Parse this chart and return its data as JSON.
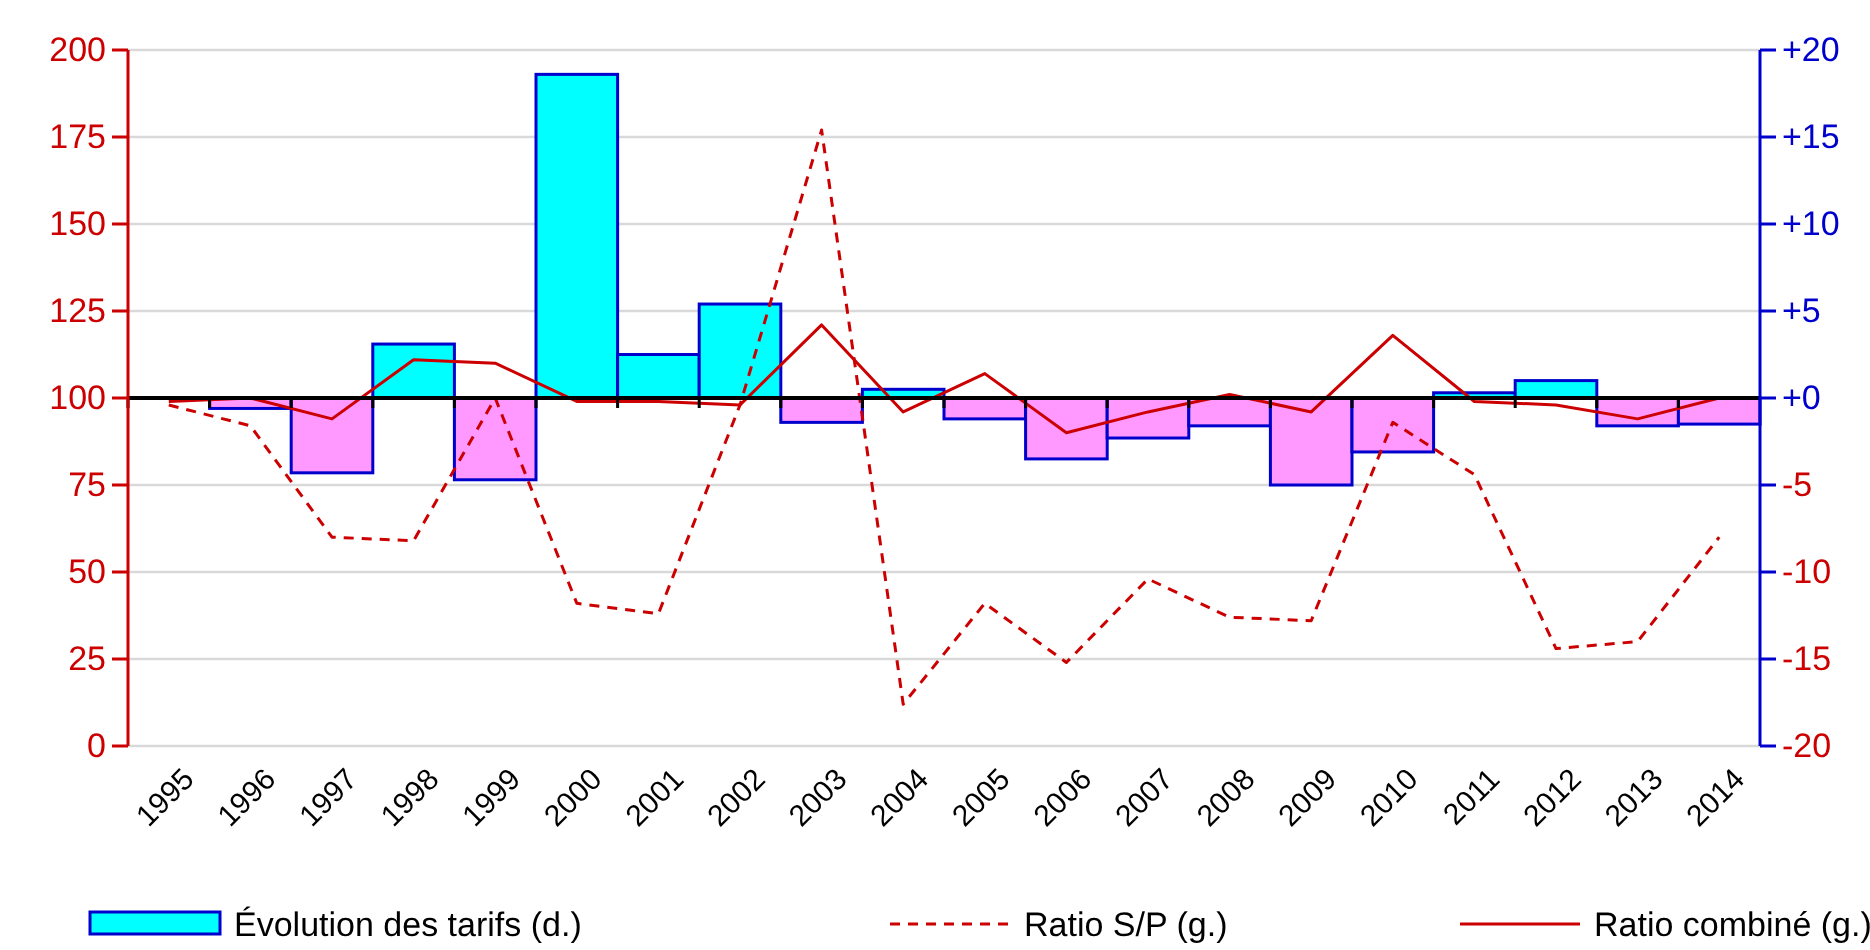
{
  "chart_data": {
    "type": "bar",
    "categories": [
      "1995",
      "1996",
      "1997",
      "1998",
      "1999",
      "2000",
      "2001",
      "2002",
      "2003",
      "2004",
      "2005",
      "2006",
      "2007",
      "2008",
      "2009",
      "2010",
      "2011",
      "2012",
      "2013",
      "2014"
    ],
    "series": [
      {
        "name": "Évolution des tarifs (d.)",
        "axis": "y2",
        "color": "#00ffff",
        "colors": [
          "#00ffff",
          "#ff99ff",
          "#ff99ff",
          "#00ffff",
          "#ff99ff",
          "#00ffff",
          "#00ffff",
          "#00ffff",
          "#ff99ff",
          "#00ffff",
          "#ff99ff",
          "#ff99ff",
          "#ff99ff",
          "#ff99ff",
          "#ff99ff",
          "#ff99ff",
          "#00ffff",
          "#00ffff",
          "#ff99ff",
          "#ff99ff"
        ],
        "values": [
          0,
          -0.6,
          -4.3,
          3.1,
          -4.7,
          18.6,
          2.5,
          5.4,
          -1.4,
          0.5,
          -1.2,
          -3.5,
          -2.3,
          -1.6,
          -5.0,
          -3.1,
          0.3,
          1.0,
          -1.6,
          -1.5
        ]
      },
      {
        "name": "Ratio S/P (g.)",
        "type": "line",
        "line_style": "dashed",
        "color": "#cc0000",
        "values": [
          98,
          92,
          60,
          59,
          100,
          41,
          38,
          98,
          177,
          12,
          41,
          24,
          48,
          37,
          36,
          93,
          78,
          28,
          30,
          60
        ]
      },
      {
        "name": "Ratio combiné (g.)",
        "type": "line",
        "line_style": "solid",
        "color": "#cc0000",
        "values": [
          99,
          100,
          94,
          111,
          110,
          99,
          99,
          98,
          121,
          96,
          107,
          90,
          96,
          101,
          96,
          118,
          99,
          98,
          94,
          100
        ]
      }
    ],
    "ylim": [
      0,
      200
    ],
    "yticks": [
      0,
      25,
      50,
      75,
      100,
      125,
      150,
      175,
      200
    ],
    "y2lim": [
      -20,
      20
    ],
    "y2ticks": [
      {
        "value": -20,
        "label": "-20"
      },
      {
        "value": -15,
        "label": "-15"
      },
      {
        "value": -10,
        "label": "-10"
      },
      {
        "value": -5,
        "label": "-5"
      },
      {
        "value": 0,
        "label": "+0"
      },
      {
        "value": 5,
        "label": "+5"
      },
      {
        "value": 10,
        "label": "+10"
      },
      {
        "value": 15,
        "label": "+15"
      },
      {
        "value": 20,
        "label": "+20"
      }
    ],
    "ref_lines": [
      {
        "axis": "y2",
        "value": 0,
        "color": "#000000"
      }
    ],
    "grid": "y",
    "legend": "bottom",
    "marker": "none"
  }
}
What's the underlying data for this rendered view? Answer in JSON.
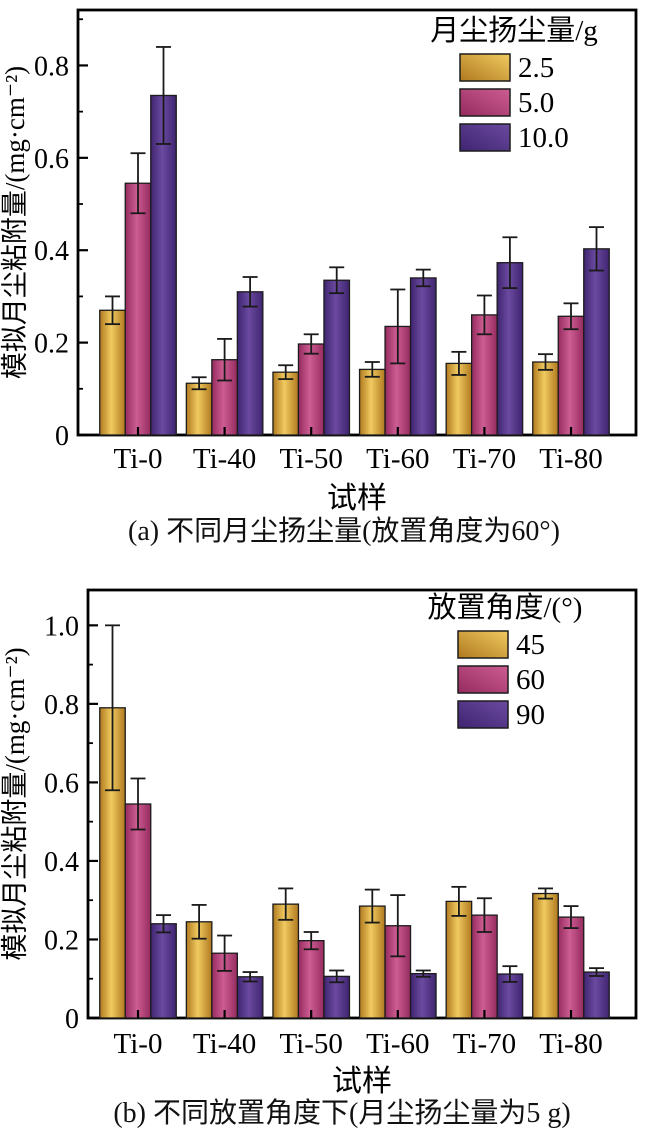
{
  "page": {
    "background": "#ffffff"
  },
  "colors": {
    "axis": "#000000",
    "error_bar": "#1a1a1a",
    "bar_outline": "#1c1c1c",
    "series": {
      "gold": {
        "dark": "#b0791f",
        "light": "#f0ca60"
      },
      "pink": {
        "dark": "#952b60",
        "light": "#cd5d92"
      },
      "purple": {
        "dark": "#3f2470",
        "light": "#6b4aa0"
      }
    }
  },
  "chart_data": [
    {
      "id": "a",
      "type": "bar",
      "caption": "(a) 不同月尘扬尘量(放置角度为60°)",
      "xlabel": "试样",
      "ylabel": "模拟月尘粘附量/(mg·cm⁻²)",
      "legend_title": "月尘扬尘量/g",
      "legend_position": "top-right",
      "grid": false,
      "categories": [
        "Ti-0",
        "Ti-40",
        "Ti-50",
        "Ti-60",
        "Ti-70",
        "Ti-80"
      ],
      "ylim": [
        0,
        0.92
      ],
      "yticks": [
        0,
        0.2,
        0.4,
        0.6,
        0.8
      ],
      "ytick_labels": [
        "0",
        "0.2",
        "0.4",
        "0.6",
        "0.8"
      ],
      "series": [
        {
          "name": "2.5",
          "color_key": "gold",
          "values": [
            0.27,
            0.112,
            0.136,
            0.142,
            0.155,
            0.158
          ],
          "errors": [
            0.03,
            0.013,
            0.015,
            0.016,
            0.025,
            0.017
          ]
        },
        {
          "name": "5.0",
          "color_key": "pink",
          "values": [
            0.545,
            0.163,
            0.197,
            0.235,
            0.26,
            0.257
          ],
          "errors": [
            0.065,
            0.045,
            0.021,
            0.08,
            0.042,
            0.028
          ]
        },
        {
          "name": "10.0",
          "color_key": "purple",
          "values": [
            0.735,
            0.31,
            0.335,
            0.34,
            0.373,
            0.403
          ],
          "errors": [
            0.105,
            0.032,
            0.028,
            0.018,
            0.055,
            0.047
          ]
        }
      ]
    },
    {
      "id": "b",
      "type": "bar",
      "caption": "(b) 不同放置角度下(月尘扬尘量为5 g)",
      "xlabel": "试样",
      "ylabel": "模拟月尘粘附量/(mg·cm⁻²)",
      "legend_title": "放置角度/(°)",
      "legend_position": "top-right",
      "grid": false,
      "categories": [
        "Ti-0",
        "Ti-40",
        "Ti-50",
        "Ti-60",
        "Ti-70",
        "Ti-80"
      ],
      "ylim": [
        0,
        1.09
      ],
      "yticks": [
        0,
        0.2,
        0.4,
        0.6,
        0.8,
        1.0
      ],
      "ytick_labels": [
        "0",
        "0.2",
        "0.4",
        "0.6",
        "0.8",
        "1.0"
      ],
      "series": [
        {
          "name": "45",
          "color_key": "gold",
          "values": [
            0.79,
            0.245,
            0.29,
            0.285,
            0.297,
            0.317
          ],
          "errors": [
            0.21,
            0.043,
            0.04,
            0.042,
            0.037,
            0.013
          ]
        },
        {
          "name": "60",
          "color_key": "pink",
          "values": [
            0.545,
            0.165,
            0.197,
            0.235,
            0.262,
            0.257
          ],
          "errors": [
            0.065,
            0.045,
            0.022,
            0.078,
            0.043,
            0.028
          ]
        },
        {
          "name": "90",
          "color_key": "purple",
          "values": [
            0.24,
            0.105,
            0.106,
            0.113,
            0.112,
            0.117
          ],
          "errors": [
            0.022,
            0.012,
            0.015,
            0.008,
            0.02,
            0.01
          ]
        }
      ]
    }
  ]
}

◆ Objective: Give the data above again in full and unchanged, skipping the pictures.

◆ Complete answer:
Parse this chart and return its data as JSON.
{
  "chart_data": {
    "type": "bar",
    "categories": [
      "1995",
      "1996",
      "1997",
      "1998",
      "1999",
      "2000",
      "2001",
      "2002",
      "2003",
      "2004",
      "2005",
      "2006",
      "2007",
      "2008",
      "2009",
      "2010",
      "2011",
      "2012",
      "2013",
      "2014"
    ],
    "series": [
      {
        "name": "Évolution des tarifs (d.)",
        "axis": "y2",
        "color": "#00ffff",
        "colors": [
          "#00ffff",
          "#ff99ff",
          "#ff99ff",
          "#00ffff",
          "#ff99ff",
          "#00ffff",
          "#00ffff",
          "#00ffff",
          "#ff99ff",
          "#00ffff",
          "#ff99ff",
          "#ff99ff",
          "#ff99ff",
          "#ff99ff",
          "#ff99ff",
          "#ff99ff",
          "#00ffff",
          "#00ffff",
          "#ff99ff",
          "#ff99ff"
        ],
        "values": [
          0,
          -0.6,
          -4.3,
          3.1,
          -4.7,
          18.6,
          2.5,
          5.4,
          -1.4,
          0.5,
          -1.2,
          -3.5,
          -2.3,
          -1.6,
          -5.0,
          -3.1,
          0.3,
          1.0,
          -1.6,
          -1.5
        ]
      },
      {
        "name": "Ratio S/P (g.)",
        "type": "line",
        "line_style": "dashed",
        "color": "#cc0000",
        "values": [
          98,
          92,
          60,
          59,
          100,
          41,
          38,
          98,
          177,
          12,
          41,
          24,
          48,
          37,
          36,
          93,
          78,
          28,
          30,
          60
        ]
      },
      {
        "name": "Ratio combiné (g.)",
        "type": "line",
        "line_style": "solid",
        "color": "#cc0000",
        "values": [
          99,
          100,
          94,
          111,
          110,
          99,
          99,
          98,
          121,
          96,
          107,
          90,
          96,
          101,
          96,
          118,
          99,
          98,
          94,
          100
        ]
      }
    ],
    "ylim": [
      0,
      200
    ],
    "yticks": [
      0,
      25,
      50,
      75,
      100,
      125,
      150,
      175,
      200
    ],
    "y2lim": [
      -20,
      20
    ],
    "y2ticks": [
      {
        "value": -20,
        "label": "-20"
      },
      {
        "value": -15,
        "label": "-15"
      },
      {
        "value": -10,
        "label": "-10"
      },
      {
        "value": -5,
        "label": "-5"
      },
      {
        "value": 0,
        "label": "+0"
      },
      {
        "value": 5,
        "label": "+5"
      },
      {
        "value": 10,
        "label": "+10"
      },
      {
        "value": 15,
        "label": "+15"
      },
      {
        "value": 20,
        "label": "+20"
      }
    ],
    "ref_lines": [
      {
        "axis": "y2",
        "value": 0,
        "color": "#000000"
      }
    ],
    "grid": "y",
    "legend": "bottom",
    "marker": "none"
  }
}
What's the underlying data for this rendered view? Answer in JSON.
{
  "page": {
    "background": "#ffffff"
  },
  "colors": {
    "axis": "#000000",
    "error_bar": "#1a1a1a",
    "bar_outline": "#1c1c1c",
    "series": {
      "gold": {
        "dark": "#b0791f",
        "light": "#f0ca60"
      },
      "pink": {
        "dark": "#952b60",
        "light": "#cd5d92"
      },
      "purple": {
        "dark": "#3f2470",
        "light": "#6b4aa0"
      }
    }
  },
  "chart_data": [
    {
      "id": "a",
      "type": "bar",
      "caption": "(a) 不同月尘扬尘量(放置角度为60°)",
      "xlabel": "试样",
      "ylabel": "模拟月尘粘附量/(mg·cm⁻²)",
      "legend_title": "月尘扬尘量/g",
      "legend_position": "top-right",
      "grid": false,
      "categories": [
        "Ti-0",
        "Ti-40",
        "Ti-50",
        "Ti-60",
        "Ti-70",
        "Ti-80"
      ],
      "ylim": [
        0,
        0.92
      ],
      "yticks": [
        0,
        0.2,
        0.4,
        0.6,
        0.8
      ],
      "ytick_labels": [
        "0",
        "0.2",
        "0.4",
        "0.6",
        "0.8"
      ],
      "series": [
        {
          "name": "2.5",
          "color_key": "gold",
          "values": [
            0.27,
            0.112,
            0.136,
            0.142,
            0.155,
            0.158
          ],
          "errors": [
            0.03,
            0.013,
            0.015,
            0.016,
            0.025,
            0.017
          ]
        },
        {
          "name": "5.0",
          "color_key": "pink",
          "values": [
            0.545,
            0.163,
            0.197,
            0.235,
            0.26,
            0.257
          ],
          "errors": [
            0.065,
            0.045,
            0.021,
            0.08,
            0.042,
            0.028
          ]
        },
        {
          "name": "10.0",
          "color_key": "purple",
          "values": [
            0.735,
            0.31,
            0.335,
            0.34,
            0.373,
            0.403
          ],
          "errors": [
            0.105,
            0.032,
            0.028,
            0.018,
            0.055,
            0.047
          ]
        }
      ]
    },
    {
      "id": "b",
      "type": "bar",
      "caption": "(b) 不同放置角度下(月尘扬尘量为5 g)",
      "xlabel": "试样",
      "ylabel": "模拟月尘粘附量/(mg·cm⁻²)",
      "legend_title": "放置角度/(°)",
      "legend_position": "top-right",
      "grid": false,
      "categories": [
        "Ti-0",
        "Ti-40",
        "Ti-50",
        "Ti-60",
        "Ti-70",
        "Ti-80"
      ],
      "ylim": [
        0,
        1.09
      ],
      "yticks": [
        0,
        0.2,
        0.4,
        0.6,
        0.8,
        1.0
      ],
      "ytick_labels": [
        "0",
        "0.2",
        "0.4",
        "0.6",
        "0.8",
        "1.0"
      ],
      "series": [
        {
          "name": "45",
          "color_key": "gold",
          "values": [
            0.79,
            0.245,
            0.29,
            0.285,
            0.297,
            0.317
          ],
          "errors": [
            0.21,
            0.043,
            0.04,
            0.042,
            0.037,
            0.013
          ]
        },
        {
          "name": "60",
          "color_key": "pink",
          "values": [
            0.545,
            0.165,
            0.197,
            0.235,
            0.262,
            0.257
          ],
          "errors": [
            0.065,
            0.045,
            0.022,
            0.078,
            0.043,
            0.028
          ]
        },
        {
          "name": "90",
          "color_key": "purple",
          "values": [
            0.24,
            0.105,
            0.106,
            0.113,
            0.112,
            0.117
          ],
          "errors": [
            0.022,
            0.012,
            0.015,
            0.008,
            0.02,
            0.01
          ]
        }
      ]
    }
  ]
}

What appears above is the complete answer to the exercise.